Goal:
Can the data below be echoed back word for word?

Supplied material:
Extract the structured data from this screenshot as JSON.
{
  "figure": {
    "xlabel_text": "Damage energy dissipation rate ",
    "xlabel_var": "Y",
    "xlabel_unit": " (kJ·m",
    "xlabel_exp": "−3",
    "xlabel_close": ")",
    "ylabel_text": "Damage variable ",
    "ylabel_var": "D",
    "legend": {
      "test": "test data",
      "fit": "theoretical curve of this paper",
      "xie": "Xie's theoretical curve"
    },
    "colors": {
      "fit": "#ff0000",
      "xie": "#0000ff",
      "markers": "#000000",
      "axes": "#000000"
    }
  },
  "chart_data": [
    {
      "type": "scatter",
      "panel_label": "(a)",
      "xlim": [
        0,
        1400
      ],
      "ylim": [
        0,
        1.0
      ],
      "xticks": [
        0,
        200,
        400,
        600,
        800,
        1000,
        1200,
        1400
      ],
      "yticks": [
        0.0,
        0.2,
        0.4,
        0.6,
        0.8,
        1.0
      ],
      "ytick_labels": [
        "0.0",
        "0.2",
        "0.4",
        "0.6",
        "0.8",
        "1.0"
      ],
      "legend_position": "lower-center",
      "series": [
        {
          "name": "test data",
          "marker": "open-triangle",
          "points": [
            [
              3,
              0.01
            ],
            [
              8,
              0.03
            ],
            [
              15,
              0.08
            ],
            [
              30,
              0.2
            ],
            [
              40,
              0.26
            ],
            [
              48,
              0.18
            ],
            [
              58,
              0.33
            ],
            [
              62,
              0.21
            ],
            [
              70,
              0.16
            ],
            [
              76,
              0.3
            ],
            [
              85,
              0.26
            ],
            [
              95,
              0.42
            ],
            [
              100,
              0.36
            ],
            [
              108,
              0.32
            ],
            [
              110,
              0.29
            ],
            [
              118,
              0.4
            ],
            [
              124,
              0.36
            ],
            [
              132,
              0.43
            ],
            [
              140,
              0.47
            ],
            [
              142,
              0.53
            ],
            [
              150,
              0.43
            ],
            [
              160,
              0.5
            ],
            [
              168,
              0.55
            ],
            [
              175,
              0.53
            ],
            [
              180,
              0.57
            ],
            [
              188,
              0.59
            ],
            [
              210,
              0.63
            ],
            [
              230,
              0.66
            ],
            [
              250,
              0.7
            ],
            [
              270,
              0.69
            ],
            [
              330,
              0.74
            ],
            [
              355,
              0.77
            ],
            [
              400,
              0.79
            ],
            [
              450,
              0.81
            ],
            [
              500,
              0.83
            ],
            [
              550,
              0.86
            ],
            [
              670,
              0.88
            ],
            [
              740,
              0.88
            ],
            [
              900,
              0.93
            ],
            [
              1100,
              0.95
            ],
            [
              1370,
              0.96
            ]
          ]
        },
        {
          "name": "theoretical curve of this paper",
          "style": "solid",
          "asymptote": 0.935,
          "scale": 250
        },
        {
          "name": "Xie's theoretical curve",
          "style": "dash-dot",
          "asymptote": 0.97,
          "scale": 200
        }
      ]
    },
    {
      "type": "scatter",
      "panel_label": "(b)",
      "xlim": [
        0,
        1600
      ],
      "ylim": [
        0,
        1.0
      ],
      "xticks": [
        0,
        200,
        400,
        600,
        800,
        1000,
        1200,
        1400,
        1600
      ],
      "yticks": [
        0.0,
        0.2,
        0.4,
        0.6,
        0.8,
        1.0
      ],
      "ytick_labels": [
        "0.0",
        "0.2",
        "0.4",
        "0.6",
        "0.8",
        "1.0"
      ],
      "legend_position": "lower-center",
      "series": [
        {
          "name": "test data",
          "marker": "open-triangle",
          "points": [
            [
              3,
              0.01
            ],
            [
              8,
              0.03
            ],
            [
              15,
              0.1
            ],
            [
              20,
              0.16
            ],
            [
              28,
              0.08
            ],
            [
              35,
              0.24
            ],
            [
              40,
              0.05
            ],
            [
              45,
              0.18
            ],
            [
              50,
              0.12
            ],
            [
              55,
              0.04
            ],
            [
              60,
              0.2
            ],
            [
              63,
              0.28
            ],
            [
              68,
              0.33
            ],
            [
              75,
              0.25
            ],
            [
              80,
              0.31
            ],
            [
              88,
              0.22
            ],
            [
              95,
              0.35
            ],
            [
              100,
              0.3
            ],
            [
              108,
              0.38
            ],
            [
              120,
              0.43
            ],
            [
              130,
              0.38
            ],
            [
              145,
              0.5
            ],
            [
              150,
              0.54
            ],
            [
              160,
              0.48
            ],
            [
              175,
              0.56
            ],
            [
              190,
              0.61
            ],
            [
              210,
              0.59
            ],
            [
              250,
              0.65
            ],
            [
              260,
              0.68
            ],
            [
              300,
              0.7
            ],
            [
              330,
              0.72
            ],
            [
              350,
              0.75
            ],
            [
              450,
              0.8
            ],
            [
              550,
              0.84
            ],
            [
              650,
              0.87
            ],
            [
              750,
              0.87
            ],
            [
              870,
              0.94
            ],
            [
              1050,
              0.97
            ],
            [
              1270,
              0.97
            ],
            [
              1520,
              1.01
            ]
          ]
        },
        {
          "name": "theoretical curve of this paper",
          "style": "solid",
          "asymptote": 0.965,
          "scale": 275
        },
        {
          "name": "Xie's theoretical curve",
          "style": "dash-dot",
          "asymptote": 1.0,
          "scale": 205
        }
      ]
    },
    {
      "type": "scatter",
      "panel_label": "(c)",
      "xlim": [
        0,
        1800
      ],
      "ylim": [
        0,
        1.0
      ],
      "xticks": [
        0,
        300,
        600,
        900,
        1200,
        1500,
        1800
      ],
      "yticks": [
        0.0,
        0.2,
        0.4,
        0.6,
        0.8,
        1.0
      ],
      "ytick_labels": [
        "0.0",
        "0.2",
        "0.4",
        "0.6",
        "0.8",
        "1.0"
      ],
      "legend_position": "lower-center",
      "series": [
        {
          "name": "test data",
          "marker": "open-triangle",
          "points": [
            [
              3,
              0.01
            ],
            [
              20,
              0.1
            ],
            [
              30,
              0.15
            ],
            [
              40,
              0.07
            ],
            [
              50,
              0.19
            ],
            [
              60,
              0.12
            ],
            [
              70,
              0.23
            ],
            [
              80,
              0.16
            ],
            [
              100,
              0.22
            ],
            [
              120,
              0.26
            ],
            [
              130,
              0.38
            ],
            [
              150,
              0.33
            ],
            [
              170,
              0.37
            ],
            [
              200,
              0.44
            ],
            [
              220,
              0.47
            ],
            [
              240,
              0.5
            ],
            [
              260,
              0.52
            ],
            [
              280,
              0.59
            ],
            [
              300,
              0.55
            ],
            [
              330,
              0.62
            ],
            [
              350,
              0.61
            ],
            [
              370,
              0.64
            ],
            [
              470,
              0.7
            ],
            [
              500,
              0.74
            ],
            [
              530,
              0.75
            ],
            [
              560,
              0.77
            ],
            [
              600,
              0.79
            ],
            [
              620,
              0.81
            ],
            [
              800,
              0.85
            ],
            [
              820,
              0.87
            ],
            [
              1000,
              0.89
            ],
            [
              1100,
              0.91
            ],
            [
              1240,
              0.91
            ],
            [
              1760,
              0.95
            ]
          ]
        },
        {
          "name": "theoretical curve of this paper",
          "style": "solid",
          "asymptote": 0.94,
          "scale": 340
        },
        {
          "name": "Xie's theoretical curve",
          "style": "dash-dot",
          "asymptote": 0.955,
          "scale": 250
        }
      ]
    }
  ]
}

Answer to this task:
Extract the structured data from this screenshot as JSON.
{
  "figure": {
    "xlabel_text": "Damage energy dissipation rate ",
    "xlabel_var": "Y",
    "xlabel_unit": " (kJ·m",
    "xlabel_exp": "−3",
    "xlabel_close": ")",
    "ylabel_text": "Damage variable ",
    "ylabel_var": "D",
    "legend": {
      "test": "test data",
      "fit": "theoretical curve of this paper",
      "xie": "Xie's theoretical curve"
    },
    "colors": {
      "fit": "#ff0000",
      "xie": "#0000ff",
      "markers": "#000000",
      "axes": "#000000"
    }
  },
  "chart_data": [
    {
      "type": "scatter",
      "panel_label": "(a)",
      "xlim": [
        0,
        1400
      ],
      "ylim": [
        0,
        1.0
      ],
      "xticks": [
        0,
        200,
        400,
        600,
        800,
        1000,
        1200,
        1400
      ],
      "yticks": [
        0.0,
        0.2,
        0.4,
        0.6,
        0.8,
        1.0
      ],
      "ytick_labels": [
        "0.0",
        "0.2",
        "0.4",
        "0.6",
        "0.8",
        "1.0"
      ],
      "legend_position": "lower-center",
      "series": [
        {
          "name": "test data",
          "marker": "open-triangle",
          "points": [
            [
              3,
              0.01
            ],
            [
              8,
              0.03
            ],
            [
              15,
              0.08
            ],
            [
              30,
              0.2
            ],
            [
              40,
              0.26
            ],
            [
              48,
              0.18
            ],
            [
              58,
              0.33
            ],
            [
              62,
              0.21
            ],
            [
              70,
              0.16
            ],
            [
              76,
              0.3
            ],
            [
              85,
              0.26
            ],
            [
              95,
              0.42
            ],
            [
              100,
              0.36
            ],
            [
              108,
              0.32
            ],
            [
              110,
              0.29
            ],
            [
              118,
              0.4
            ],
            [
              124,
              0.36
            ],
            [
              132,
              0.43
            ],
            [
              140,
              0.47
            ],
            [
              142,
              0.53
            ],
            [
              150,
              0.43
            ],
            [
              160,
              0.5
            ],
            [
              168,
              0.55
            ],
            [
              175,
              0.53
            ],
            [
              180,
              0.57
            ],
            [
              188,
              0.59
            ],
            [
              210,
              0.63
            ],
            [
              230,
              0.66
            ],
            [
              250,
              0.7
            ],
            [
              270,
              0.69
            ],
            [
              330,
              0.74
            ],
            [
              355,
              0.77
            ],
            [
              400,
              0.79
            ],
            [
              450,
              0.81
            ],
            [
              500,
              0.83
            ],
            [
              550,
              0.86
            ],
            [
              670,
              0.88
            ],
            [
              740,
              0.88
            ],
            [
              900,
              0.93
            ],
            [
              1100,
              0.95
            ],
            [
              1370,
              0.96
            ]
          ]
        },
        {
          "name": "theoretical curve of this paper",
          "style": "solid",
          "asymptote": 0.935,
          "scale": 250
        },
        {
          "name": "Xie's theoretical curve",
          "style": "dash-dot",
          "asymptote": 0.97,
          "scale": 200
        }
      ]
    },
    {
      "type": "scatter",
      "panel_label": "(b)",
      "xlim": [
        0,
        1600
      ],
      "ylim": [
        0,
        1.0
      ],
      "xticks": [
        0,
        200,
        400,
        600,
        800,
        1000,
        1200,
        1400,
        1600
      ],
      "yticks": [
        0.0,
        0.2,
        0.4,
        0.6,
        0.8,
        1.0
      ],
      "ytick_labels": [
        "0.0",
        "0.2",
        "0.4",
        "0.6",
        "0.8",
        "1.0"
      ],
      "legend_position": "lower-center",
      "series": [
        {
          "name": "test data",
          "marker": "open-triangle",
          "points": [
            [
              3,
              0.01
            ],
            [
              8,
              0.03
            ],
            [
              15,
              0.1
            ],
            [
              20,
              0.16
            ],
            [
              28,
              0.08
            ],
            [
              35,
              0.24
            ],
            [
              40,
              0.05
            ],
            [
              45,
              0.18
            ],
            [
              50,
              0.12
            ],
            [
              55,
              0.04
            ],
            [
              60,
              0.2
            ],
            [
              63,
              0.28
            ],
            [
              68,
              0.33
            ],
            [
              75,
              0.25
            ],
            [
              80,
              0.31
            ],
            [
              88,
              0.22
            ],
            [
              95,
              0.35
            ],
            [
              100,
              0.3
            ],
            [
              108,
              0.38
            ],
            [
              120,
              0.43
            ],
            [
              130,
              0.38
            ],
            [
              145,
              0.5
            ],
            [
              150,
              0.54
            ],
            [
              160,
              0.48
            ],
            [
              175,
              0.56
            ],
            [
              190,
              0.61
            ],
            [
              210,
              0.59
            ],
            [
              250,
              0.65
            ],
            [
              260,
              0.68
            ],
            [
              300,
              0.7
            ],
            [
              330,
              0.72
            ],
            [
              350,
              0.75
            ],
            [
              450,
              0.8
            ],
            [
              550,
              0.84
            ],
            [
              650,
              0.87
            ],
            [
              750,
              0.87
            ],
            [
              870,
              0.94
            ],
            [
              1050,
              0.97
            ],
            [
              1270,
              0.97
            ],
            [
              1520,
              1.01
            ]
          ]
        },
        {
          "name": "theoretical curve of this paper",
          "style": "solid",
          "asymptote": 0.965,
          "scale": 275
        },
        {
          "name": "Xie's theoretical curve",
          "style": "dash-dot",
          "asymptote": 1.0,
          "scale": 205
        }
      ]
    },
    {
      "type": "scatter",
      "panel_label": "(c)",
      "xlim": [
        0,
        1800
      ],
      "ylim": [
        0,
        1.0
      ],
      "xticks": [
        0,
        300,
        600,
        900,
        1200,
        1500,
        1800
      ],
      "yticks": [
        0.0,
        0.2,
        0.4,
        0.6,
        0.8,
        1.0
      ],
      "ytick_labels": [
        "0.0",
        "0.2",
        "0.4",
        "0.6",
        "0.8",
        "1.0"
      ],
      "legend_position": "lower-center",
      "series": [
        {
          "name": "test data",
          "marker": "open-triangle",
          "points": [
            [
              3,
              0.01
            ],
            [
              20,
              0.1
            ],
            [
              30,
              0.15
            ],
            [
              40,
              0.07
            ],
            [
              50,
              0.19
            ],
            [
              60,
              0.12
            ],
            [
              70,
              0.23
            ],
            [
              80,
              0.16
            ],
            [
              100,
              0.22
            ],
            [
              120,
              0.26
            ],
            [
              130,
              0.38
            ],
            [
              150,
              0.33
            ],
            [
              170,
              0.37
            ],
            [
              200,
              0.44
            ],
            [
              220,
              0.47
            ],
            [
              240,
              0.5
            ],
            [
              260,
              0.52
            ],
            [
              280,
              0.59
            ],
            [
              300,
              0.55
            ],
            [
              330,
              0.62
            ],
            [
              350,
              0.61
            ],
            [
              370,
              0.64
            ],
            [
              470,
              0.7
            ],
            [
              500,
              0.74
            ],
            [
              530,
              0.75
            ],
            [
              560,
              0.77
            ],
            [
              600,
              0.79
            ],
            [
              620,
              0.81
            ],
            [
              800,
              0.85
            ],
            [
              820,
              0.87
            ],
            [
              1000,
              0.89
            ],
            [
              1100,
              0.91
            ],
            [
              1240,
              0.91
            ],
            [
              1760,
              0.95
            ]
          ]
        },
        {
          "name": "theoretical curve of this paper",
          "style": "solid",
          "asymptote": 0.94,
          "scale": 340
        },
        {
          "name": "Xie's theoretical curve",
          "style": "dash-dot",
          "asymptote": 0.955,
          "scale": 250
        }
      ]
    }
  ]
}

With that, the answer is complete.